Collection entries:
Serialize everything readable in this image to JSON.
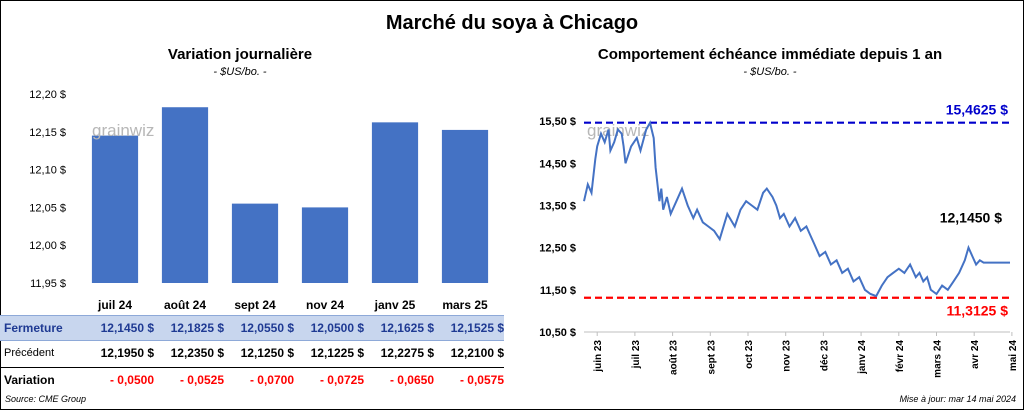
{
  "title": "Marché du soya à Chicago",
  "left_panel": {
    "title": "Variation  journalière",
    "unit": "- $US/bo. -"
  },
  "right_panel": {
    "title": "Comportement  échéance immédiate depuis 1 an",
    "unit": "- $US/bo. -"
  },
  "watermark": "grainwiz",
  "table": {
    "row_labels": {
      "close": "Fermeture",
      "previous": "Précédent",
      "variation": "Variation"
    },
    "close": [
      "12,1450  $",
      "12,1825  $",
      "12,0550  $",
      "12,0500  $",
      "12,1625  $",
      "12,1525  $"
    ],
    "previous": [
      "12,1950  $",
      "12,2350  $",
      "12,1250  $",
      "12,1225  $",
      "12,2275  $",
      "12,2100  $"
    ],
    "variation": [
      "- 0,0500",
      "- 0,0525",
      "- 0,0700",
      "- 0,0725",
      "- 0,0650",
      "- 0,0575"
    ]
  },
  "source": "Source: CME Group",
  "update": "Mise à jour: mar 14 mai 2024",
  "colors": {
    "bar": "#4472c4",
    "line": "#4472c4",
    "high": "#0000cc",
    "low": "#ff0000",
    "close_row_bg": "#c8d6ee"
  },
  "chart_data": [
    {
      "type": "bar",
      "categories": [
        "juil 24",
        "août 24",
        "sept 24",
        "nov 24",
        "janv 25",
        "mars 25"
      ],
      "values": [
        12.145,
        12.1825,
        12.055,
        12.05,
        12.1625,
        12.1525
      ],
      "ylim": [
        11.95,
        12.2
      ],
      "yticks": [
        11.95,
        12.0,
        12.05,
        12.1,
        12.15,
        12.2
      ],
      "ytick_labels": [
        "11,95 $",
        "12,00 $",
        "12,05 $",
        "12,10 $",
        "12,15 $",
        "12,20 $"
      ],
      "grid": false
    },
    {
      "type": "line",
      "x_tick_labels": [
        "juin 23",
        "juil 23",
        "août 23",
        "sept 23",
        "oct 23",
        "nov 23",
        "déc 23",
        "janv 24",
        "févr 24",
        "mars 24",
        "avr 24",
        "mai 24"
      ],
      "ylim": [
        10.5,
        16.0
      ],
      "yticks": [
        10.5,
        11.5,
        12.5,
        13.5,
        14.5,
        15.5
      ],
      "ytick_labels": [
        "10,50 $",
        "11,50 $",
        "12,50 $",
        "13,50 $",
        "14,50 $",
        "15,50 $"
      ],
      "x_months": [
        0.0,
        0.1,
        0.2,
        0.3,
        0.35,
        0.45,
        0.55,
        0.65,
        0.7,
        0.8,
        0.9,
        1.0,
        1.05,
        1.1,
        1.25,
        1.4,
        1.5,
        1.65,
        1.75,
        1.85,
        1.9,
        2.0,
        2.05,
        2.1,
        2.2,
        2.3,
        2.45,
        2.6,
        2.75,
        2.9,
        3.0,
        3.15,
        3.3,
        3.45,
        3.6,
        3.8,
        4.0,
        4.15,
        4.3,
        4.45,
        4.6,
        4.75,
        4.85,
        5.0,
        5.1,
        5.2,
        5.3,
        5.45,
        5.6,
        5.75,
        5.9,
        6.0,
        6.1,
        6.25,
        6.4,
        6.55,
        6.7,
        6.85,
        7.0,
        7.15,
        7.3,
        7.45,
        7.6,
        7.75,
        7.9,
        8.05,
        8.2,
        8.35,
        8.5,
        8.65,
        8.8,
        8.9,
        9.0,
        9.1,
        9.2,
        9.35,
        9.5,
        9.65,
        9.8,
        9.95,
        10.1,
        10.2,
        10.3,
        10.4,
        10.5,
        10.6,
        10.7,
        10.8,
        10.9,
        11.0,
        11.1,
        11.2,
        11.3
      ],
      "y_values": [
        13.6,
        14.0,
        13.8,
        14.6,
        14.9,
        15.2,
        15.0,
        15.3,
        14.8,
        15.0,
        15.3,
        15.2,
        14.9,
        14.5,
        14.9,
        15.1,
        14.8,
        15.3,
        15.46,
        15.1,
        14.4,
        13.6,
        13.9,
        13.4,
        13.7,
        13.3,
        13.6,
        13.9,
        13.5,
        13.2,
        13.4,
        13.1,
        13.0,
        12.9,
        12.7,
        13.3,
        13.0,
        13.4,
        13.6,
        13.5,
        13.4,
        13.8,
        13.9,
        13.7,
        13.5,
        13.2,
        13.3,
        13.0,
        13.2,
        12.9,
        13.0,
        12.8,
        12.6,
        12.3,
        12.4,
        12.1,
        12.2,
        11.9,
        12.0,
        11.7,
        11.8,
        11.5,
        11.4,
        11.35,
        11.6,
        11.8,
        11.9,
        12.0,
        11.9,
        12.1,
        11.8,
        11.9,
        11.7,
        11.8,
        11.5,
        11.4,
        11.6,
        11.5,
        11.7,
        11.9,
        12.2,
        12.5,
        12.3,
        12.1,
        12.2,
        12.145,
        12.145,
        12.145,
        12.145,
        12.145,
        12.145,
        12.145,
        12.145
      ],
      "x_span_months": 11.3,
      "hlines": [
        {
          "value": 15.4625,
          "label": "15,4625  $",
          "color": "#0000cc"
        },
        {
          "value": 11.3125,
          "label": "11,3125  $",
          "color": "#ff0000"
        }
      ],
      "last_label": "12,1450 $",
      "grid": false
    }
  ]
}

What you need to do =>
The entries above should be reproduced exactly, without their pictures.

Result for this task =>
Serialize everything readable in this image to JSON.
{
  "title": "Marché du soya à Chicago",
  "left_panel": {
    "title": "Variation  journalière",
    "unit": "- $US/bo. -"
  },
  "right_panel": {
    "title": "Comportement  échéance immédiate depuis 1 an",
    "unit": "- $US/bo. -"
  },
  "watermark": "grainwiz",
  "table": {
    "row_labels": {
      "close": "Fermeture",
      "previous": "Précédent",
      "variation": "Variation"
    },
    "close": [
      "12,1450  $",
      "12,1825  $",
      "12,0550  $",
      "12,0500  $",
      "12,1625  $",
      "12,1525  $"
    ],
    "previous": [
      "12,1950  $",
      "12,2350  $",
      "12,1250  $",
      "12,1225  $",
      "12,2275  $",
      "12,2100  $"
    ],
    "variation": [
      "- 0,0500",
      "- 0,0525",
      "- 0,0700",
      "- 0,0725",
      "- 0,0650",
      "- 0,0575"
    ]
  },
  "source": "Source: CME Group",
  "update": "Mise à jour: mar 14 mai 2024",
  "colors": {
    "bar": "#4472c4",
    "line": "#4472c4",
    "high": "#0000cc",
    "low": "#ff0000",
    "close_row_bg": "#c8d6ee"
  },
  "chart_data": [
    {
      "type": "bar",
      "categories": [
        "juil 24",
        "août 24",
        "sept 24",
        "nov 24",
        "janv 25",
        "mars 25"
      ],
      "values": [
        12.145,
        12.1825,
        12.055,
        12.05,
        12.1625,
        12.1525
      ],
      "ylim": [
        11.95,
        12.2
      ],
      "yticks": [
        11.95,
        12.0,
        12.05,
        12.1,
        12.15,
        12.2
      ],
      "ytick_labels": [
        "11,95 $",
        "12,00 $",
        "12,05 $",
        "12,10 $",
        "12,15 $",
        "12,20 $"
      ],
      "grid": false
    },
    {
      "type": "line",
      "x_tick_labels": [
        "juin 23",
        "juil 23",
        "août 23",
        "sept 23",
        "oct 23",
        "nov 23",
        "déc 23",
        "janv 24",
        "févr 24",
        "mars 24",
        "avr 24",
        "mai 24"
      ],
      "ylim": [
        10.5,
        16.0
      ],
      "yticks": [
        10.5,
        11.5,
        12.5,
        13.5,
        14.5,
        15.5
      ],
      "ytick_labels": [
        "10,50 $",
        "11,50 $",
        "12,50 $",
        "13,50 $",
        "14,50 $",
        "15,50 $"
      ],
      "x_months": [
        0.0,
        0.1,
        0.2,
        0.3,
        0.35,
        0.45,
        0.55,
        0.65,
        0.7,
        0.8,
        0.9,
        1.0,
        1.05,
        1.1,
        1.25,
        1.4,
        1.5,
        1.65,
        1.75,
        1.85,
        1.9,
        2.0,
        2.05,
        2.1,
        2.2,
        2.3,
        2.45,
        2.6,
        2.75,
        2.9,
        3.0,
        3.15,
        3.3,
        3.45,
        3.6,
        3.8,
        4.0,
        4.15,
        4.3,
        4.45,
        4.6,
        4.75,
        4.85,
        5.0,
        5.1,
        5.2,
        5.3,
        5.45,
        5.6,
        5.75,
        5.9,
        6.0,
        6.1,
        6.25,
        6.4,
        6.55,
        6.7,
        6.85,
        7.0,
        7.15,
        7.3,
        7.45,
        7.6,
        7.75,
        7.9,
        8.05,
        8.2,
        8.35,
        8.5,
        8.65,
        8.8,
        8.9,
        9.0,
        9.1,
        9.2,
        9.35,
        9.5,
        9.65,
        9.8,
        9.95,
        10.1,
        10.2,
        10.3,
        10.4,
        10.5,
        10.6,
        10.7,
        10.8,
        10.9,
        11.0,
        11.1,
        11.2,
        11.3
      ],
      "y_values": [
        13.6,
        14.0,
        13.8,
        14.6,
        14.9,
        15.2,
        15.0,
        15.3,
        14.8,
        15.0,
        15.3,
        15.2,
        14.9,
        14.5,
        14.9,
        15.1,
        14.8,
        15.3,
        15.46,
        15.1,
        14.4,
        13.6,
        13.9,
        13.4,
        13.7,
        13.3,
        13.6,
        13.9,
        13.5,
        13.2,
        13.4,
        13.1,
        13.0,
        12.9,
        12.7,
        13.3,
        13.0,
        13.4,
        13.6,
        13.5,
        13.4,
        13.8,
        13.9,
        13.7,
        13.5,
        13.2,
        13.3,
        13.0,
        13.2,
        12.9,
        13.0,
        12.8,
        12.6,
        12.3,
        12.4,
        12.1,
        12.2,
        11.9,
        12.0,
        11.7,
        11.8,
        11.5,
        11.4,
        11.35,
        11.6,
        11.8,
        11.9,
        12.0,
        11.9,
        12.1,
        11.8,
        11.9,
        11.7,
        11.8,
        11.5,
        11.4,
        11.6,
        11.5,
        11.7,
        11.9,
        12.2,
        12.5,
        12.3,
        12.1,
        12.2,
        12.145,
        12.145,
        12.145,
        12.145,
        12.145,
        12.145,
        12.145,
        12.145
      ],
      "x_span_months": 11.3,
      "hlines": [
        {
          "value": 15.4625,
          "label": "15,4625  $",
          "color": "#0000cc"
        },
        {
          "value": 11.3125,
          "label": "11,3125  $",
          "color": "#ff0000"
        }
      ],
      "last_label": "12,1450 $",
      "grid": false
    }
  ]
}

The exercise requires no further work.